WHAT IS REQUIRED | Transcribe the material below exactly as it appears.

Collected data entries |
○ ○ ○

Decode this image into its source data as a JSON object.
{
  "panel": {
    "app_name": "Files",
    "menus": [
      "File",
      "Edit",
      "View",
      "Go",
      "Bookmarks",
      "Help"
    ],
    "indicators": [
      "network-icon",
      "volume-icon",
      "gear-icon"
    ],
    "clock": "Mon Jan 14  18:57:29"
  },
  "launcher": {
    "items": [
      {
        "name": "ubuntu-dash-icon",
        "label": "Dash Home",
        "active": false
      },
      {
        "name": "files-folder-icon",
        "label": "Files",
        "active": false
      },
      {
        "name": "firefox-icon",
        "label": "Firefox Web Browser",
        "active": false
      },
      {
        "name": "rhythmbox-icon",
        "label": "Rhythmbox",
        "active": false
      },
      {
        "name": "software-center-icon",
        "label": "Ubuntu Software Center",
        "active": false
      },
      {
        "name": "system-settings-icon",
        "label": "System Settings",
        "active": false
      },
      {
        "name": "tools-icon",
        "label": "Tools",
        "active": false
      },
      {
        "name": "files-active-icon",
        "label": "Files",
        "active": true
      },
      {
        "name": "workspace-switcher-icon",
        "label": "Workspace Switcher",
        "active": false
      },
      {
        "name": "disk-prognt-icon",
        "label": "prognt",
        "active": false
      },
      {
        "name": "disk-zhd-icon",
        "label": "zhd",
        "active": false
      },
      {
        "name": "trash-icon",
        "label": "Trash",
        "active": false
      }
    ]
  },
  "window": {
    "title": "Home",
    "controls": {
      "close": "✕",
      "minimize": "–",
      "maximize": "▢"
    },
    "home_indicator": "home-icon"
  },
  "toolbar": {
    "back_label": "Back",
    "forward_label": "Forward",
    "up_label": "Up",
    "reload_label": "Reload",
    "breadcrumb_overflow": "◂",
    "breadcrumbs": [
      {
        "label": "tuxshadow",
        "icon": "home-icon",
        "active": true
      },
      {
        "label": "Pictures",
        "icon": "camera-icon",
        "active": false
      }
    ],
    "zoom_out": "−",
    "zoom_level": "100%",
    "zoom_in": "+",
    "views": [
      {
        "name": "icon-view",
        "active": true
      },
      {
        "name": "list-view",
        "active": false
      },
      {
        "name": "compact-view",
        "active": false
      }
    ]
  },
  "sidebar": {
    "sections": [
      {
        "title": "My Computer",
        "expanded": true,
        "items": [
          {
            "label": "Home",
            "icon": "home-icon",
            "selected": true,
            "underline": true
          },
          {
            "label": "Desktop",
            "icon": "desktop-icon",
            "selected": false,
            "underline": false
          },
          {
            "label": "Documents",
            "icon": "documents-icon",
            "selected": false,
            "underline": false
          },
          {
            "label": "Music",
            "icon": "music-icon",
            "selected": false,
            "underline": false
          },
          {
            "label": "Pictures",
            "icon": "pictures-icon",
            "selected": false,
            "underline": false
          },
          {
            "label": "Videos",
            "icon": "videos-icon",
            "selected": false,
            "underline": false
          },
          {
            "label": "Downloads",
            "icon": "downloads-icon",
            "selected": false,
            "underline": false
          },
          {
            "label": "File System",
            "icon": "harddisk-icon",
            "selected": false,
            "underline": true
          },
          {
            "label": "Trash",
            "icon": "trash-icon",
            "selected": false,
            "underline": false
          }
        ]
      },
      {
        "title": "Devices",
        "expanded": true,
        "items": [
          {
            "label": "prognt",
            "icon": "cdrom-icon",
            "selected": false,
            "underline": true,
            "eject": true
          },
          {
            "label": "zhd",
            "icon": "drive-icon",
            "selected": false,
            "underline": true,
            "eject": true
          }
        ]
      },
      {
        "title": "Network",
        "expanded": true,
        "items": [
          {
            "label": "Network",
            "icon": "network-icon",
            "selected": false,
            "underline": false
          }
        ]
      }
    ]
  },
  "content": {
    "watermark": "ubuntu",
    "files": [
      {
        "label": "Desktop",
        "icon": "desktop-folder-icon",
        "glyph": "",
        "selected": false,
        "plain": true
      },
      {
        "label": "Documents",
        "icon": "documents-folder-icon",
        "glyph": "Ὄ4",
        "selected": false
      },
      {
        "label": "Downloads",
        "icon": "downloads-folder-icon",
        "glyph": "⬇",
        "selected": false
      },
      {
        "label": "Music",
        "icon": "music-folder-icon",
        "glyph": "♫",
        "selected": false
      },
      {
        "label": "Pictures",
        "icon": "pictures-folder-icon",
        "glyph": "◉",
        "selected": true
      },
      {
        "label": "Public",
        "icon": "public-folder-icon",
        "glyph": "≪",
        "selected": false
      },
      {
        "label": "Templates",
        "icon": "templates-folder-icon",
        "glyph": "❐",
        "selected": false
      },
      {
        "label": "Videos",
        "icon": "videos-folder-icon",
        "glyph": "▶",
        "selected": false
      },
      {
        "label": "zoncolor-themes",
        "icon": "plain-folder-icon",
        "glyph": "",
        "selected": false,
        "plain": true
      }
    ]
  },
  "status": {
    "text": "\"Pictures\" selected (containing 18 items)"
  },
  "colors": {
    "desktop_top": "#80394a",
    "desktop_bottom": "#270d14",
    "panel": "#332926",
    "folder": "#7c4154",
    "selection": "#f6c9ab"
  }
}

○ ○ ○

THE RESULT |
Decode this image into its source data as a JSON object.
{
  "panel": {
    "app_name": "Files",
    "menus": [
      "File",
      "Edit",
      "View",
      "Go",
      "Bookmarks",
      "Help"
    ],
    "indicators": [
      "network-icon",
      "volume-icon",
      "gear-icon"
    ],
    "clock": "Mon Jan 14  18:57:29"
  },
  "launcher": {
    "items": [
      {
        "name": "ubuntu-dash-icon",
        "label": "Dash Home",
        "active": false
      },
      {
        "name": "files-folder-icon",
        "label": "Files",
        "active": false
      },
      {
        "name": "firefox-icon",
        "label": "Firefox Web Browser",
        "active": false
      },
      {
        "name": "rhythmbox-icon",
        "label": "Rhythmbox",
        "active": false
      },
      {
        "name": "software-center-icon",
        "label": "Ubuntu Software Center",
        "active": false
      },
      {
        "name": "system-settings-icon",
        "label": "System Settings",
        "active": false
      },
      {
        "name": "tools-icon",
        "label": "Tools",
        "active": false
      },
      {
        "name": "files-active-icon",
        "label": "Files",
        "active": true
      },
      {
        "name": "workspace-switcher-icon",
        "label": "Workspace Switcher",
        "active": false
      },
      {
        "name": "disk-prognt-icon",
        "label": "prognt",
        "active": false
      },
      {
        "name": "disk-zhd-icon",
        "label": "zhd",
        "active": false
      },
      {
        "name": "trash-icon",
        "label": "Trash",
        "active": false
      }
    ]
  },
  "window": {
    "title": "Home",
    "controls": {
      "close": "✕",
      "minimize": "–",
      "maximize": "▢"
    },
    "home_indicator": "home-icon"
  },
  "toolbar": {
    "back_label": "Back",
    "forward_label": "Forward",
    "up_label": "Up",
    "reload_label": "Reload",
    "breadcrumb_overflow": "◂",
    "breadcrumbs": [
      {
        "label": "tuxshadow",
        "icon": "home-icon",
        "active": true
      },
      {
        "label": "Pictures",
        "icon": "camera-icon",
        "active": false
      }
    ],
    "zoom_out": "−",
    "zoom_level": "100%",
    "zoom_in": "+",
    "views": [
      {
        "name": "icon-view",
        "active": true
      },
      {
        "name": "list-view",
        "active": false
      },
      {
        "name": "compact-view",
        "active": false
      }
    ]
  },
  "sidebar": {
    "sections": [
      {
        "title": "My Computer",
        "expanded": true,
        "items": [
          {
            "label": "Home",
            "icon": "home-icon",
            "selected": true,
            "underline": true
          },
          {
            "label": "Desktop",
            "icon": "desktop-icon",
            "selected": false,
            "underline": false
          },
          {
            "label": "Documents",
            "icon": "documents-icon",
            "selected": false,
            "underline": false
          },
          {
            "label": "Music",
            "icon": "music-icon",
            "selected": false,
            "underline": false
          },
          {
            "label": "Pictures",
            "icon": "pictures-icon",
            "selected": false,
            "underline": false
          },
          {
            "label": "Videos",
            "icon": "videos-icon",
            "selected": false,
            "underline": false
          },
          {
            "label": "Downloads",
            "icon": "downloads-icon",
            "selected": false,
            "underline": false
          },
          {
            "label": "File System",
            "icon": "harddisk-icon",
            "selected": false,
            "underline": true
          },
          {
            "label": "Trash",
            "icon": "trash-icon",
            "selected": false,
            "underline": false
          }
        ]
      },
      {
        "title": "Devices",
        "expanded": true,
        "items": [
          {
            "label": "prognt",
            "icon": "cdrom-icon",
            "selected": false,
            "underline": true,
            "eject": true
          },
          {
            "label": "zhd",
            "icon": "drive-icon",
            "selected": false,
            "underline": true,
            "eject": true
          }
        ]
      },
      {
        "title": "Network",
        "expanded": true,
        "items": [
          {
            "label": "Network",
            "icon": "network-icon",
            "selected": false,
            "underline": false
          }
        ]
      }
    ]
  },
  "content": {
    "watermark": "ubuntu",
    "files": [
      {
        "label": "Desktop",
        "icon": "desktop-folder-icon",
        "glyph": "",
        "selected": false,
        "plain": true
      },
      {
        "label": "Documents",
        "icon": "documents-folder-icon",
        "glyph": "Ὄ4",
        "selected": false
      },
      {
        "label": "Downloads",
        "icon": "downloads-folder-icon",
        "glyph": "⬇",
        "selected": false
      },
      {
        "label": "Music",
        "icon": "music-folder-icon",
        "glyph": "♫",
        "selected": false
      },
      {
        "label": "Pictures",
        "icon": "pictures-folder-icon",
        "glyph": "◉",
        "selected": true
      },
      {
        "label": "Public",
        "icon": "public-folder-icon",
        "glyph": "≪",
        "selected": false
      },
      {
        "label": "Templates",
        "icon": "templates-folder-icon",
        "glyph": "❐",
        "selected": false
      },
      {
        "label": "Videos",
        "icon": "videos-folder-icon",
        "glyph": "▶",
        "selected": false
      },
      {
        "label": "zoncolor-themes",
        "icon": "plain-folder-icon",
        "glyph": "",
        "selected": false,
        "plain": true
      }
    ]
  },
  "status": {
    "text": "\"Pictures\" selected (containing 18 items)"
  },
  "colors": {
    "desktop_top": "#80394a",
    "desktop_bottom": "#270d14",
    "panel": "#332926",
    "folder": "#7c4154",
    "selection": "#f6c9ab"
  }
}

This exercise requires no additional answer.